» ESTRATTO DEL DOCUMENTO
══════════

Immigration&Relocation

L’Agenzia delle Entrate, con la risposta ad interpello n. 32 del 19/01/2022, ha fornito nuovi chiarimenti circa l’applicabilità del Regime speciale per lavoratori impatriati di cui all’ articolo 16, comma 1, del D.lgs. 147 del 2015.

La fattispecie analizzata vedeva una cittadina italiana, fiscalmente non residente in Italia per più di due periodi di imposta antecedenti al rimpatrio che rientrava in Italia per svolgere l’attività di lavoratore dipendente della società ALFA. In precedenza, l’interpellante aveva “intrattenuto dal 2014 un rapporto di collaborazione professionale con alcune società italiane del Gruppo, tra cui ALFA di cui è divenuta dipendente da gennaio 2021”.

La contribuente, nella sua disanima, dava rilevanza, fornendone ampio dettaglio, alla discontinuità “qualitativa” tra l’attività svolta in precedenza nella veste di collaboratrice e quella definita nel contratto di lavoro dipendente stipulato a seguito del rimpatrio.

══════════

» OBIETTIVO DEL COMPITO
Continua il testo sul regime speciale per lavoratori impatriati dopo l'ultima frase riportata.

══════════

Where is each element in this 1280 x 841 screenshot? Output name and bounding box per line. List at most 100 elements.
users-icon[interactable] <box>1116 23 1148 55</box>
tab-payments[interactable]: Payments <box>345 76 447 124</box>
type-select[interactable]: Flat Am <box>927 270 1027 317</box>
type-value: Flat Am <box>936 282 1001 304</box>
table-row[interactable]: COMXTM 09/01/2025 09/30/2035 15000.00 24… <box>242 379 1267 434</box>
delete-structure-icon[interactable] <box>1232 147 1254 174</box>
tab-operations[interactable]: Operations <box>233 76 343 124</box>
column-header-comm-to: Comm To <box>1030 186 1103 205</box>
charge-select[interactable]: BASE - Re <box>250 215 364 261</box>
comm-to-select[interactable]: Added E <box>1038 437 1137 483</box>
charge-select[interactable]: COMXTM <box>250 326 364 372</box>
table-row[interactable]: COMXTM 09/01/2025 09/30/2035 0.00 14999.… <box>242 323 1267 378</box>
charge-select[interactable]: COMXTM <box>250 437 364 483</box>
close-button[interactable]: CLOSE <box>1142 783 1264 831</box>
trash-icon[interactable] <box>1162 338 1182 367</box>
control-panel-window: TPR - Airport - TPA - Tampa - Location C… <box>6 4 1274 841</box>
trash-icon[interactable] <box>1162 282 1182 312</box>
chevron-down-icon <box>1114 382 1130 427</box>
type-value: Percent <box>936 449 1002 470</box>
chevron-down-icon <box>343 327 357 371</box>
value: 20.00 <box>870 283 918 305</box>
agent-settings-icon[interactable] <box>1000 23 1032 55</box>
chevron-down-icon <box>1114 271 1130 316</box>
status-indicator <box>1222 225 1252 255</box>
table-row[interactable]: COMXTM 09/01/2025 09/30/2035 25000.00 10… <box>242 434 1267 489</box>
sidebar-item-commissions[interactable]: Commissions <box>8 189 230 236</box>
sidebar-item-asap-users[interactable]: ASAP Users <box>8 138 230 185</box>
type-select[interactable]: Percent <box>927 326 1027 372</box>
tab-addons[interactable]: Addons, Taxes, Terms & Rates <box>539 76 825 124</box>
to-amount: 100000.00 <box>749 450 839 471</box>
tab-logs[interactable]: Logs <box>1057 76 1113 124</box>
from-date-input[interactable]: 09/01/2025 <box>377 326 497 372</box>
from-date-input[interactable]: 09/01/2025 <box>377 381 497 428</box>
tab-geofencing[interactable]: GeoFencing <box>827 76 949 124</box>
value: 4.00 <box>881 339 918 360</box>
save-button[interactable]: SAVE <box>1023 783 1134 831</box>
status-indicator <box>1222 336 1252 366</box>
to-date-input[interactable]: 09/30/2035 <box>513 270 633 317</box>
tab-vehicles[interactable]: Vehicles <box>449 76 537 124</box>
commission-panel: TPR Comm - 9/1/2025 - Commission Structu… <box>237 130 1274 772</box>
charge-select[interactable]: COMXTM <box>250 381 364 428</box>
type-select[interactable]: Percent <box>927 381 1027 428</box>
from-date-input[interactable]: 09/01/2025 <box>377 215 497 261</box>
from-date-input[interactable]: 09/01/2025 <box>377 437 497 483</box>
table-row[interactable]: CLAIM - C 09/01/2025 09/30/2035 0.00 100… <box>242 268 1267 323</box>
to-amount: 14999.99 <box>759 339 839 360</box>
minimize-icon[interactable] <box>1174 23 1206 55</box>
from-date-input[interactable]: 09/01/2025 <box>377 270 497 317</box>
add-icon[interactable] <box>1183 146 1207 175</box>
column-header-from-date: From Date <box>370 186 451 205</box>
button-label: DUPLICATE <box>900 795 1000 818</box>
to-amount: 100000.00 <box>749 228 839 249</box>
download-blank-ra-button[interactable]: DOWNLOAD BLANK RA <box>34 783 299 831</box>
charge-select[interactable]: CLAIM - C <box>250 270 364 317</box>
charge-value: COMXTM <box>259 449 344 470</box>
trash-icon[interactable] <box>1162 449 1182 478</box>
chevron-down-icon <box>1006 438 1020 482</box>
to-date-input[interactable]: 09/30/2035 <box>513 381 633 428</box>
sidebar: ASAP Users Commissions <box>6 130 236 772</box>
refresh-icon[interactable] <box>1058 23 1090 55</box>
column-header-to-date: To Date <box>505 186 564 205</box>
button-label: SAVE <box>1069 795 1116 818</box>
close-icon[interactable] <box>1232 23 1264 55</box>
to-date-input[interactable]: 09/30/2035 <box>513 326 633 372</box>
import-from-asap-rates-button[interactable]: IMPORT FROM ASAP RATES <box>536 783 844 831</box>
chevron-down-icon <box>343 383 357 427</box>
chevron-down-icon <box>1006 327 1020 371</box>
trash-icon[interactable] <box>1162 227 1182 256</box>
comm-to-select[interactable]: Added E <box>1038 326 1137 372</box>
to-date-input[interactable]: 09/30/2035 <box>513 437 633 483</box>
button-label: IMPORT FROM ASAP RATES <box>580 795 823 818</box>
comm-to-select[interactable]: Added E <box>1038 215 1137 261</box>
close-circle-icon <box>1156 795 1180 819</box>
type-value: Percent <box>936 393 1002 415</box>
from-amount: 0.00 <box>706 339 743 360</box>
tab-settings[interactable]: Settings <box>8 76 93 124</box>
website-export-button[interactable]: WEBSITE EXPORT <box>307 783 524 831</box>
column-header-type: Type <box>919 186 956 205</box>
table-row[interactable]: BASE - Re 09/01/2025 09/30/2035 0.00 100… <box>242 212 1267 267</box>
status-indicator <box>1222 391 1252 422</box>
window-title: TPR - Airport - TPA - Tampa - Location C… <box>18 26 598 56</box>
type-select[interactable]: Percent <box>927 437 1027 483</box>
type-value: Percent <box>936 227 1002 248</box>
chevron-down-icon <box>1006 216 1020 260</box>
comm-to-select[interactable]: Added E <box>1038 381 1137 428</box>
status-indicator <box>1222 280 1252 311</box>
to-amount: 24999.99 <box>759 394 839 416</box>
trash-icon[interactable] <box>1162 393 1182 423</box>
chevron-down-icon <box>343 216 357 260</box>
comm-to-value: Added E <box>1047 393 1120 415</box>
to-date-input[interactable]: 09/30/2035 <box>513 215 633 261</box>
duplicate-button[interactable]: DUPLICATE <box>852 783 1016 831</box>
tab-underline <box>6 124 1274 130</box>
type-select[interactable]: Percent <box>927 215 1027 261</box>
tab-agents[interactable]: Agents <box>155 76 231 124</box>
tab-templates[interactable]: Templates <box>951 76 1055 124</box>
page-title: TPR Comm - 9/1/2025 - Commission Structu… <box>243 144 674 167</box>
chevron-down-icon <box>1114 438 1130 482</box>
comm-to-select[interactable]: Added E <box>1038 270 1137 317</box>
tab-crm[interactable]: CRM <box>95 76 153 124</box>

══════════

» RISPOSTA QUI SOTTO
L’Amministrazione finanziaria, nel rispondere, non si è invece soffermata su tale aspetto. A parere dello scrivente tale interpretazione è corretta ed aderente alla ratio legis ed alla lettera della norma.

Altra analisi invece deve essere compiuta nel caso di lavoratori che rientrano in Italia a seguito della conclusione di contratto di distacco. L’Agenzia delle Entrate, per i lavoratori distaccati, ha definito i margini di applicabilità nella Circolare n. 33/E del 28 dicembre 2020 al paragrafo rubricato “7.1 Contribuenti che rientrano a seguito di distacco all’estero” (a riguardo si veda anche la Circolare N. 17 /E del 23 maggio 2017).

Pertanto, nel caso in esame, l’Agenzia delle Entrate ha confermato l’applicabilità del regime speciale per lavoratori impatriati a condizione che vengano rispettati i tre presupposti di cui al primo comma della norma.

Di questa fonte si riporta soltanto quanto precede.